_Data shown_
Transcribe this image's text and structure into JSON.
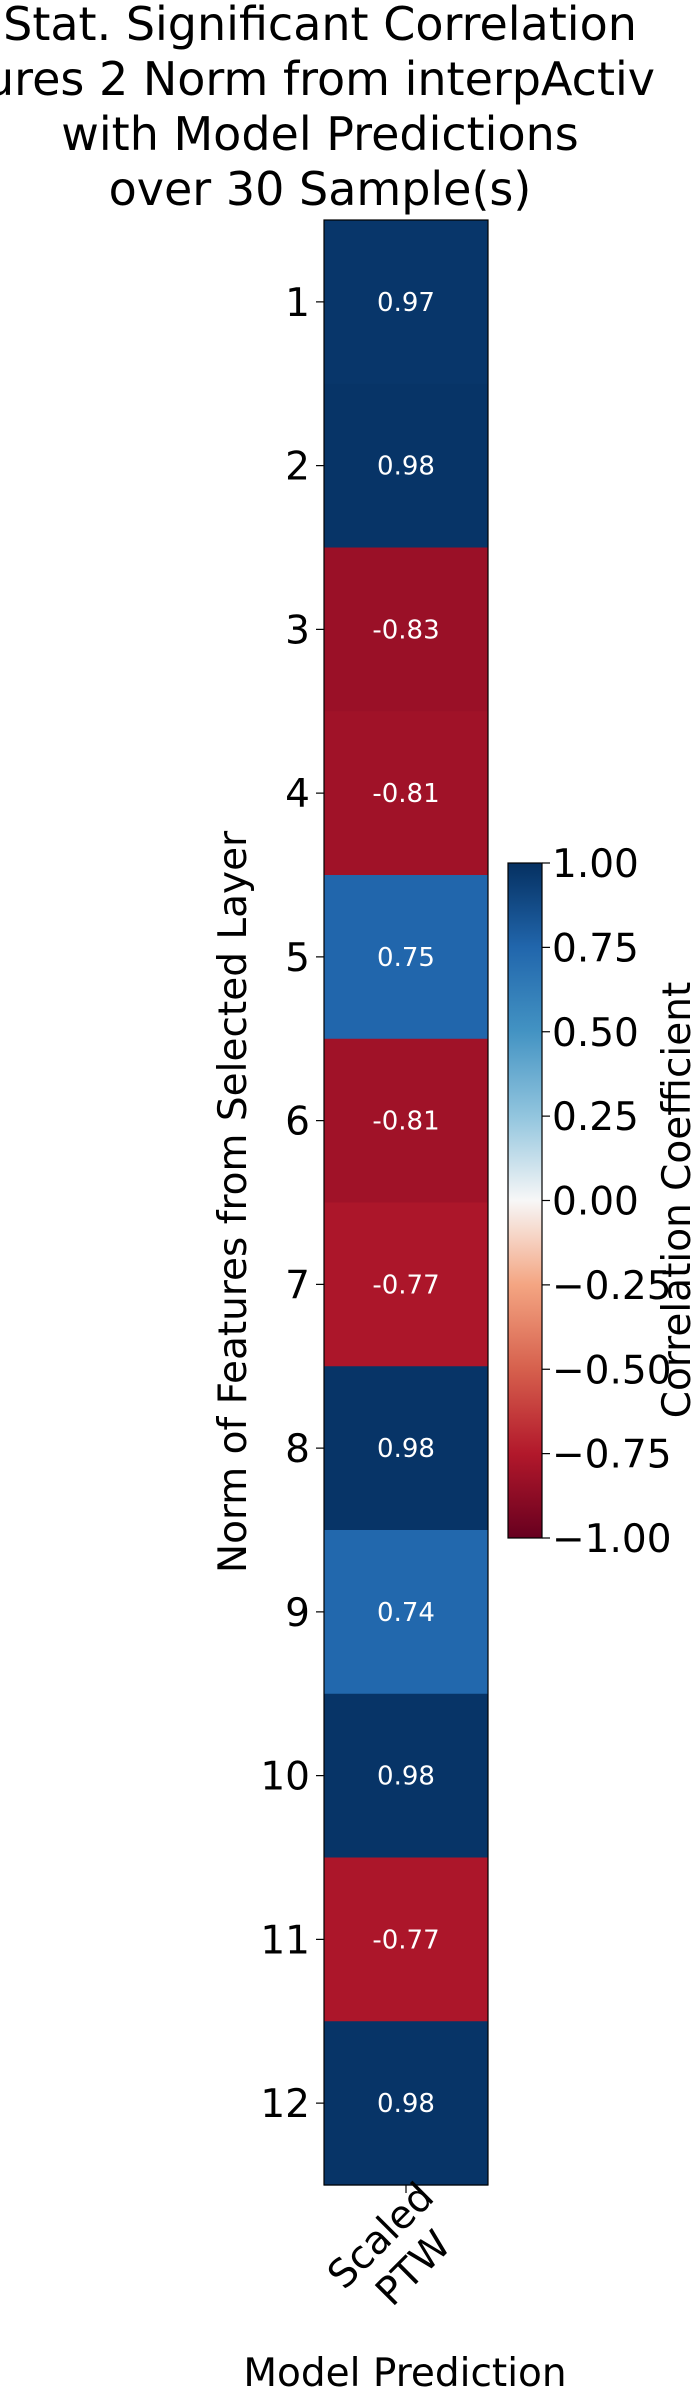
{
  "chart_data": {
    "type": "heatmap",
    "title_lines": [
      "Stat. Significant Correlation",
      "ures 2 Norm from interpActiv",
      "with Model Predictions",
      "over 30  Sample(s)"
    ],
    "xlabel": "Model Prediction",
    "ylabel": "Norm of Features from Selected Layer",
    "x_categories": [
      "Scaled PTW"
    ],
    "x_tick_lines": [
      "Scaled",
      "PTW"
    ],
    "y_categories": [
      "1",
      "2",
      "3",
      "4",
      "5",
      "6",
      "7",
      "8",
      "9",
      "10",
      "11",
      "12"
    ],
    "values": [
      0.97,
      0.98,
      -0.83,
      -0.81,
      0.75,
      -0.81,
      -0.77,
      0.98,
      0.74,
      0.98,
      -0.77,
      0.98
    ],
    "cell_labels": [
      "0.97",
      "0.98",
      "-0.83",
      "-0.81",
      "0.75",
      "-0.81",
      "-0.77",
      "0.98",
      "0.74",
      "0.98",
      "-0.77",
      "0.98"
    ],
    "colormap": "RdBu",
    "colorbar": {
      "label": "Correlation Coefficient",
      "range": [
        -1.0,
        1.0
      ],
      "ticks": [
        1.0,
        0.75,
        0.5,
        0.25,
        0.0,
        -0.25,
        -0.5,
        -0.75,
        -1.0
      ],
      "tick_labels": [
        "1.00",
        "0.75",
        "0.50",
        "0.25",
        "0.00",
        "−0.25",
        "−0.50",
        "−0.75",
        "−1.00"
      ]
    },
    "grid": false
  }
}
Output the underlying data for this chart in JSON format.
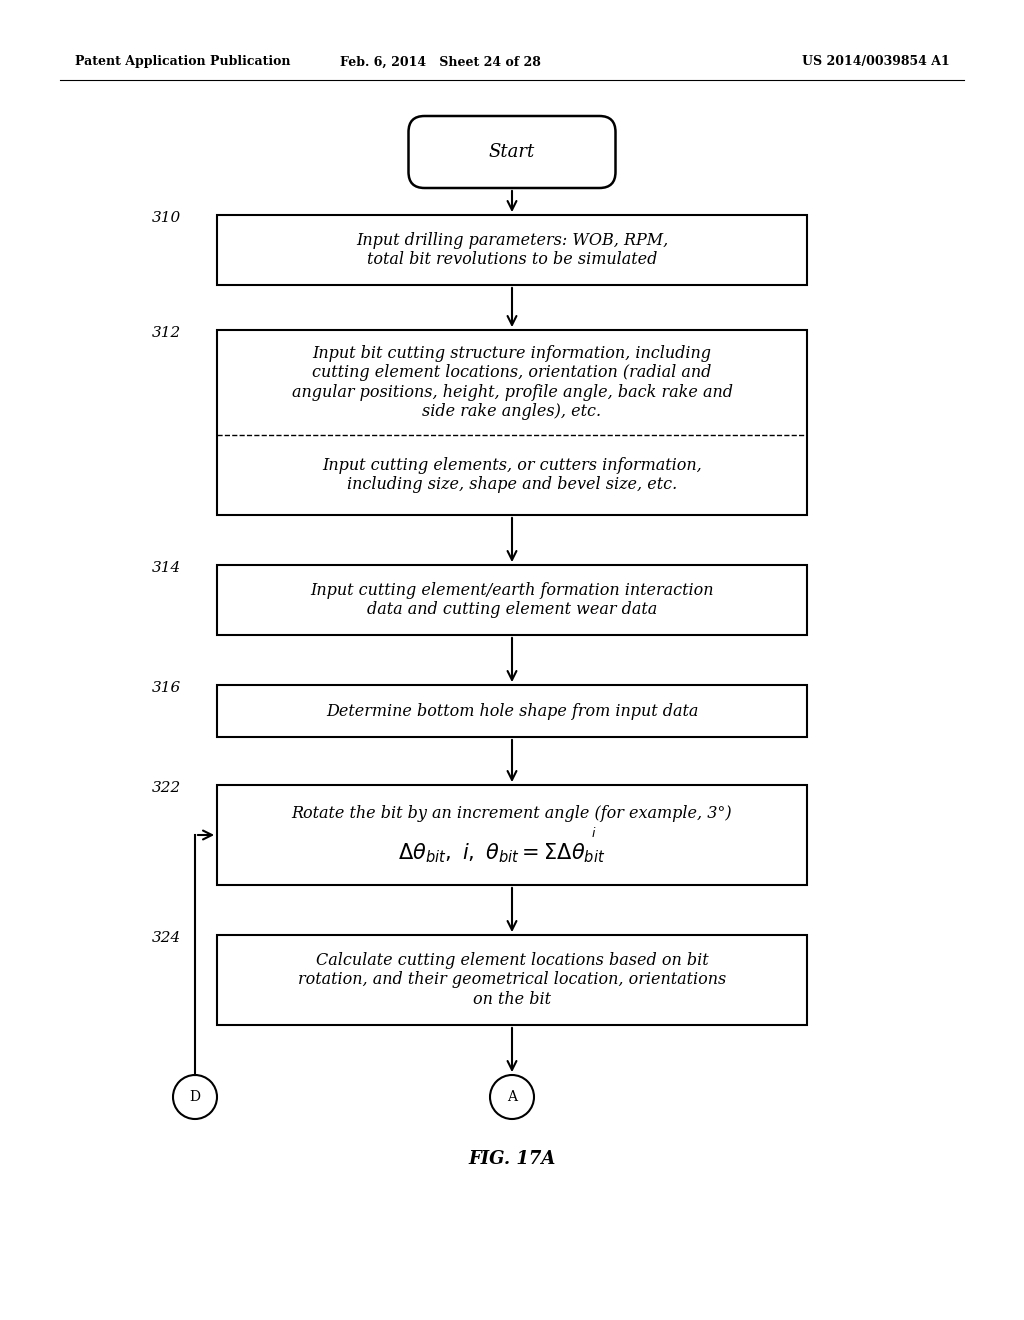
{
  "header_left": "Patent Application Publication",
  "header_mid": "Feb. 6, 2014   Sheet 24 of 28",
  "header_right": "US 2014/0039854 A1",
  "fig_label": "FIG. 17A",
  "background_color": "#ffffff",
  "box_312_top_text": "Input bit cutting structure information, including\ncutting element locations, orientation (radial and\nangular positions, height, profile angle, back rake and\nside rake angles), etc.",
  "box_312_bot_text": "Input cutting elements, or cutters information,\nincluding size, shape and bevel size, etc.",
  "box_310_text": "Input drilling parameters: WOB, RPM,\ntotal bit revolutions to be simulated",
  "box_314_text": "Input cutting element/earth formation interaction\ndata and cutting element wear data",
  "box_316_text": "Determine bottom hole shape from input data",
  "box_322_line1": "Rotate the bit by an increment angle (for example, 3°)",
  "box_324_text": "Calculate cutting element locations based on bit\nrotation, and their geometrical location, orientations\non the bit"
}
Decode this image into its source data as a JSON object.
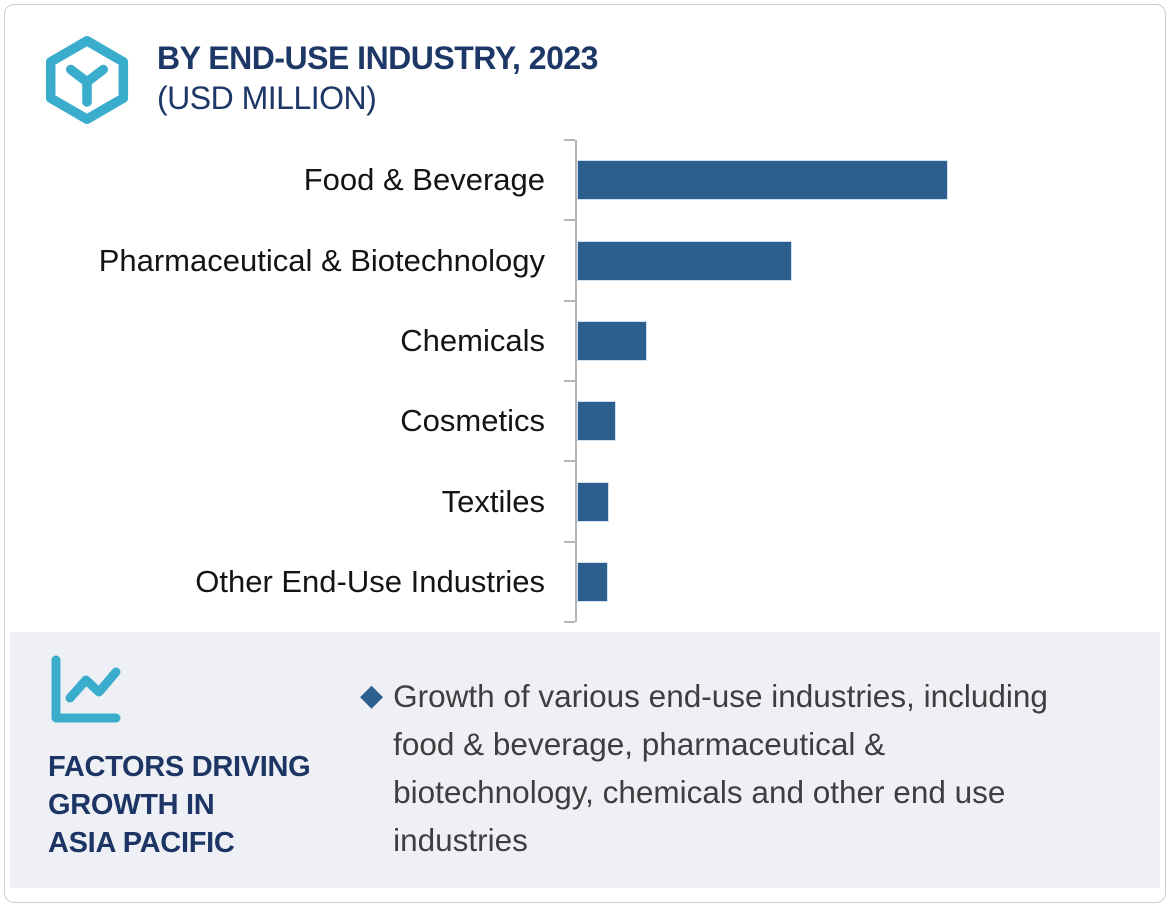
{
  "header": {
    "title": "BY END-USE INDUSTRY, 2023",
    "subtitle": "(USD MILLION)",
    "logo_icon": "hexagon-y-icon"
  },
  "chart_data": {
    "type": "bar",
    "orientation": "horizontal",
    "title": "BY END-USE INDUSTRY, 2023 (USD MILLION)",
    "categories": [
      "Food & Beverage",
      "Pharmaceutical & Biotechnology",
      "Chemicals",
      "Cosmetics",
      "Textiles",
      "Other End-Use Industries"
    ],
    "values": [
      100,
      58,
      19,
      10.5,
      8.6,
      8.4
    ],
    "values_note": "no numeric value axis shown; values estimated as percent of longest bar",
    "unit": "USD Million",
    "grid": false,
    "legend": false,
    "value_axis_labels_visible": false,
    "bar_color": "#2d5f8e",
    "axis_color": "#b5b5b5"
  },
  "footer": {
    "icon": "line-chart-icon",
    "heading_lines": [
      "FACTORS DRIVING",
      "GROWTH IN",
      "ASIA PACIFIC"
    ],
    "bullet": {
      "marker": "◆",
      "marker_icon": "diamond-icon",
      "text": "Growth of various end-use industries, including food & beverage, pharmaceutical & biotechnology, chemicals and other end use industries"
    }
  },
  "colors": {
    "accent_blue": "#3aadcd",
    "bar_blue": "#2d5f8e",
    "navy_text": "#1d3766",
    "body_text": "#3e3e3e",
    "panel_bg": "#eef0f5",
    "frame_border": "#cdcdcd"
  }
}
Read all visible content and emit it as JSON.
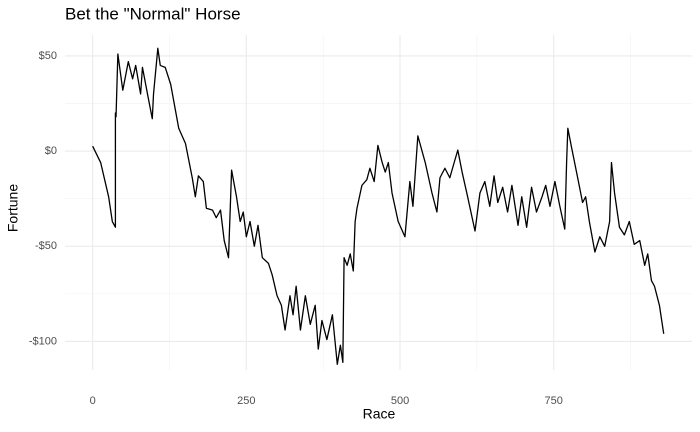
{
  "chart_data": {
    "type": "line",
    "title": "Bet the \"Normal\" Horse",
    "x_label": "Race",
    "y_label": "Fortune",
    "xlim": [
      -45,
      975
    ],
    "ylim": [
      -115,
      61
    ],
    "xticks": [
      0,
      250,
      500,
      750
    ],
    "x_minor_ticks": [
      125,
      375,
      625,
      875
    ],
    "yticks": [
      {
        "value": -100,
        "label": "-$100"
      },
      {
        "value": -50,
        "label": "-$50"
      },
      {
        "value": 0,
        "label": "$0"
      },
      {
        "value": 50,
        "label": "$50"
      }
    ],
    "y_minor_ticks": [
      -75,
      -25,
      25
    ],
    "grid": true,
    "series": [
      {
        "color": "#000000",
        "x": [
          0,
          13,
          26,
          32,
          37,
          37,
          38,
          41,
          49,
          58,
          65,
          70,
          78,
          81,
          91,
          97,
          99,
          106,
          110,
          118,
          127,
          140,
          151,
          162,
          167,
          172,
          180,
          185,
          195,
          201,
          208,
          214,
          221,
          226,
          234,
          240,
          245,
          250,
          256,
          263,
          269,
          276,
          286,
          292,
          300,
          307,
          313,
          321,
          326,
          331,
          338,
          346,
          354,
          362,
          367,
          373,
          381,
          390,
          398,
          403,
          407,
          409,
          414,
          419,
          424,
          427,
          430,
          438,
          446,
          451,
          458,
          464,
          471,
          476,
          481,
          487,
          497,
          508,
          516,
          521,
          529,
          541,
          552,
          560,
          565,
          573,
          581,
          589,
          594,
          601,
          610,
          622,
          630,
          638,
          646,
          653,
          659,
          667,
          675,
          682,
          692,
          698,
          706,
          714,
          722,
          731,
          737,
          744,
          752,
          760,
          768,
          771,
          773,
          779,
          789,
          797,
          802,
          808,
          817,
          825,
          833,
          841,
          844,
          849,
          857,
          865,
          873,
          881,
          890,
          898,
          903,
          909,
          914,
          922,
          929
        ],
        "values": [
          2.6,
          -6,
          -24,
          -37,
          -40,
          20,
          18,
          51,
          32,
          47,
          38,
          45,
          30,
          44,
          27,
          17,
          30,
          54,
          45,
          44,
          35,
          12,
          4,
          -14,
          -24,
          -13,
          -16,
          -30,
          -31,
          -35,
          -31,
          -47,
          -56,
          -10,
          -24,
          -37,
          -32,
          -45,
          -37,
          -50,
          -39,
          -56,
          -59,
          -65,
          -76,
          -81,
          -94,
          -76,
          -86,
          -71,
          -94,
          -76,
          -91,
          -81,
          -104,
          -89,
          -99,
          -86,
          -112,
          -102,
          -111,
          -56,
          -60,
          -54,
          -63,
          -37,
          -30,
          -18,
          -15,
          -9,
          -16,
          3,
          -6,
          -11,
          -6,
          -22,
          -37,
          -45,
          -16,
          -29,
          8,
          -6,
          -22,
          -32,
          -14,
          -9,
          -14,
          -5,
          0.5,
          -11,
          -24,
          -42,
          -22,
          -16,
          -29,
          -13,
          -27,
          -19,
          -32,
          -18,
          -39,
          -24,
          -40,
          -19,
          -32,
          -24,
          -18,
          -29,
          -16,
          -29,
          -41,
          -6,
          12,
          2,
          -14,
          -27,
          -24,
          -37,
          -53,
          -45,
          -50,
          -37,
          -6,
          -22,
          -40,
          -44,
          -37,
          -49,
          -47,
          -60,
          -54,
          -68,
          -71,
          -81,
          -96
        ]
      }
    ]
  }
}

_Required work_
Reproduce all of the data exactly, omitting each picture it holds.

_Correct result_
Transcribe this image's text and structure into JSON.
{
  "chart_data": {
    "type": "heatmap",
    "title_lines": [
      "Stat. Significant Correlation",
      "ures 2 Norm from interpActiv",
      "with Model Predictions",
      "over 30  Sample(s)"
    ],
    "xlabel": "Model Prediction",
    "ylabel": "Norm of Features from Selected Layer",
    "x_categories": [
      "Scaled PTW"
    ],
    "x_tick_lines": [
      "Scaled",
      "PTW"
    ],
    "y_categories": [
      "1",
      "2",
      "3",
      "4",
      "5",
      "6",
      "7",
      "8",
      "9",
      "10",
      "11",
      "12"
    ],
    "values": [
      0.97,
      0.98,
      -0.83,
      -0.81,
      0.75,
      -0.81,
      -0.77,
      0.98,
      0.74,
      0.98,
      -0.77,
      0.98
    ],
    "cell_labels": [
      "0.97",
      "0.98",
      "-0.83",
      "-0.81",
      "0.75",
      "-0.81",
      "-0.77",
      "0.98",
      "0.74",
      "0.98",
      "-0.77",
      "0.98"
    ],
    "colormap": "RdBu",
    "colorbar": {
      "label": "Correlation Coefficient",
      "range": [
        -1.0,
        1.0
      ],
      "ticks": [
        1.0,
        0.75,
        0.5,
        0.25,
        0.0,
        -0.25,
        -0.5,
        -0.75,
        -1.0
      ],
      "tick_labels": [
        "1.00",
        "0.75",
        "0.50",
        "0.25",
        "0.00",
        "−0.25",
        "−0.50",
        "−0.75",
        "−1.00"
      ]
    },
    "grid": false
  }
}
Output the underlying data for this chart in JSON format.
{
  "header_left": "Patent Application Publication",
  "header_mid": "Feb. 6, 2014   Sheet 24 of 28",
  "header_right": "US 2014/0039854 A1",
  "fig_label": "FIG. 17A",
  "background_color": "#ffffff",
  "box_312_top_text": "Input bit cutting structure information, including\ncutting element locations, orientation (radial and\nangular positions, height, profile angle, back rake and\nside rake angles), etc.",
  "box_312_bot_text": "Input cutting elements, or cutters information,\nincluding size, shape and bevel size, etc.",
  "box_310_text": "Input drilling parameters: WOB, RPM,\ntotal bit revolutions to be simulated",
  "box_314_text": "Input cutting element/earth formation interaction\ndata and cutting element wear data",
  "box_316_text": "Determine bottom hole shape from input data",
  "box_322_line1": "Rotate the bit by an increment angle (for example, 3°)",
  "box_324_text": "Calculate cutting element locations based on bit\nrotation, and their geometrical location, orientations\non the bit"
}
Decode this image into its source data as a JSON object.
{
  "header": {
    "title": "BY END-USE INDUSTRY, 2023",
    "subtitle": "(USD MILLION)",
    "logo_icon": "hexagon-y-icon"
  },
  "chart_data": {
    "type": "bar",
    "orientation": "horizontal",
    "title": "BY END-USE INDUSTRY, 2023 (USD MILLION)",
    "categories": [
      "Food & Beverage",
      "Pharmaceutical & Biotechnology",
      "Chemicals",
      "Cosmetics",
      "Textiles",
      "Other End-Use Industries"
    ],
    "values": [
      100,
      58,
      19,
      10.5,
      8.6,
      8.4
    ],
    "values_note": "no numeric value axis shown; values estimated as percent of longest bar",
    "unit": "USD Million",
    "grid": false,
    "legend": false,
    "value_axis_labels_visible": false,
    "bar_color": "#2d5f8e",
    "axis_color": "#b5b5b5"
  },
  "footer": {
    "icon": "line-chart-icon",
    "heading_lines": [
      "FACTORS DRIVING",
      "GROWTH IN",
      "ASIA PACIFIC"
    ],
    "bullet": {
      "marker": "◆",
      "marker_icon": "diamond-icon",
      "text": "Growth of various end-use industries, including food & beverage, pharmaceutical & biotechnology, chemicals and other end use industries"
    }
  },
  "colors": {
    "accent_blue": "#3aadcd",
    "bar_blue": "#2d5f8e",
    "navy_text": "#1d3766",
    "body_text": "#3e3e3e",
    "panel_bg": "#eef0f5",
    "frame_border": "#cdcdcd"
  }
}
Read all visible content and emit it as JSON.
{
  "chart_data": {
    "type": "line",
    "title": "Bet the \"Normal\" Horse",
    "x_label": "Race",
    "y_label": "Fortune",
    "xlim": [
      -45,
      975
    ],
    "ylim": [
      -115,
      61
    ],
    "xticks": [
      0,
      250,
      500,
      750
    ],
    "x_minor_ticks": [
      125,
      375,
      625,
      875
    ],
    "yticks": [
      {
        "value": -100,
        "label": "-$100"
      },
      {
        "value": -50,
        "label": "-$50"
      },
      {
        "value": 0,
        "label": "$0"
      },
      {
        "value": 50,
        "label": "$50"
      }
    ],
    "y_minor_ticks": [
      -75,
      -25,
      25
    ],
    "grid": true,
    "series": [
      {
        "color": "#000000",
        "x": [
          0,
          13,
          26,
          32,
          37,
          37,
          38,
          41,
          49,
          58,
          65,
          70,
          78,
          81,
          91,
          97,
          99,
          106,
          110,
          118,
          127,
          140,
          151,
          162,
          167,
          172,
          180,
          185,
          195,
          201,
          208,
          214,
          221,
          226,
          234,
          240,
          245,
          250,
          256,
          263,
          269,
          276,
          286,
          292,
          300,
          307,
          313,
          321,
          326,
          331,
          338,
          346,
          354,
          362,
          367,
          373,
          381,
          390,
          398,
          403,
          407,
          409,
          414,
          419,
          424,
          427,
          430,
          438,
          446,
          451,
          458,
          464,
          471,
          476,
          481,
          487,
          497,
          508,
          516,
          521,
          529,
          541,
          552,
          560,
          565,
          573,
          581,
          589,
          594,
          601,
          610,
          622,
          630,
          638,
          646,
          653,
          659,
          667,
          675,
          682,
          692,
          698,
          706,
          714,
          722,
          731,
          737,
          744,
          752,
          760,
          768,
          771,
          773,
          779,
          789,
          797,
          802,
          808,
          817,
          825,
          833,
          841,
          844,
          849,
          857,
          865,
          873,
          881,
          890,
          898,
          903,
          909,
          914,
          922,
          929
        ],
        "values": [
          2.6,
          -6,
          -24,
          -37,
          -40,
          20,
          18,
          51,
          32,
          47,
          38,
          45,
          30,
          44,
          27,
          17,
          30,
          54,
          45,
          44,
          35,
          12,
          4,
          -14,
          -24,
          -13,
          -16,
          -30,
          -31,
          -35,
          -31,
          -47,
          -56,
          -10,
          -24,
          -37,
          -32,
          -45,
          -37,
          -50,
          -39,
          -56,
          -59,
          -65,
          -76,
          -81,
          -94,
          -76,
          -86,
          -71,
          -94,
          -76,
          -91,
          -81,
          -104,
          -89,
          -99,
          -86,
          -112,
          -102,
          -111,
          -56,
          -60,
          -54,
          -63,
          -37,
          -30,
          -18,
          -15,
          -9,
          -16,
          3,
          -6,
          -11,
          -6,
          -22,
          -37,
          -45,
          -16,
          -29,
          8,
          -6,
          -22,
          -32,
          -14,
          -9,
          -14,
          -5,
          0.5,
          -11,
          -24,
          -42,
          -22,
          -16,
          -29,
          -13,
          -27,
          -19,
          -32,
          -18,
          -39,
          -24,
          -40,
          -19,
          -32,
          -24,
          -18,
          -29,
          -16,
          -29,
          -41,
          -6,
          12,
          2,
          -14,
          -27,
          -24,
          -37,
          -53,
          -45,
          -50,
          -37,
          -6,
          -22,
          -40,
          -44,
          -37,
          -49,
          -47,
          -60,
          -54,
          -68,
          -71,
          -81,
          -96
        ]
      }
    ]
  }
}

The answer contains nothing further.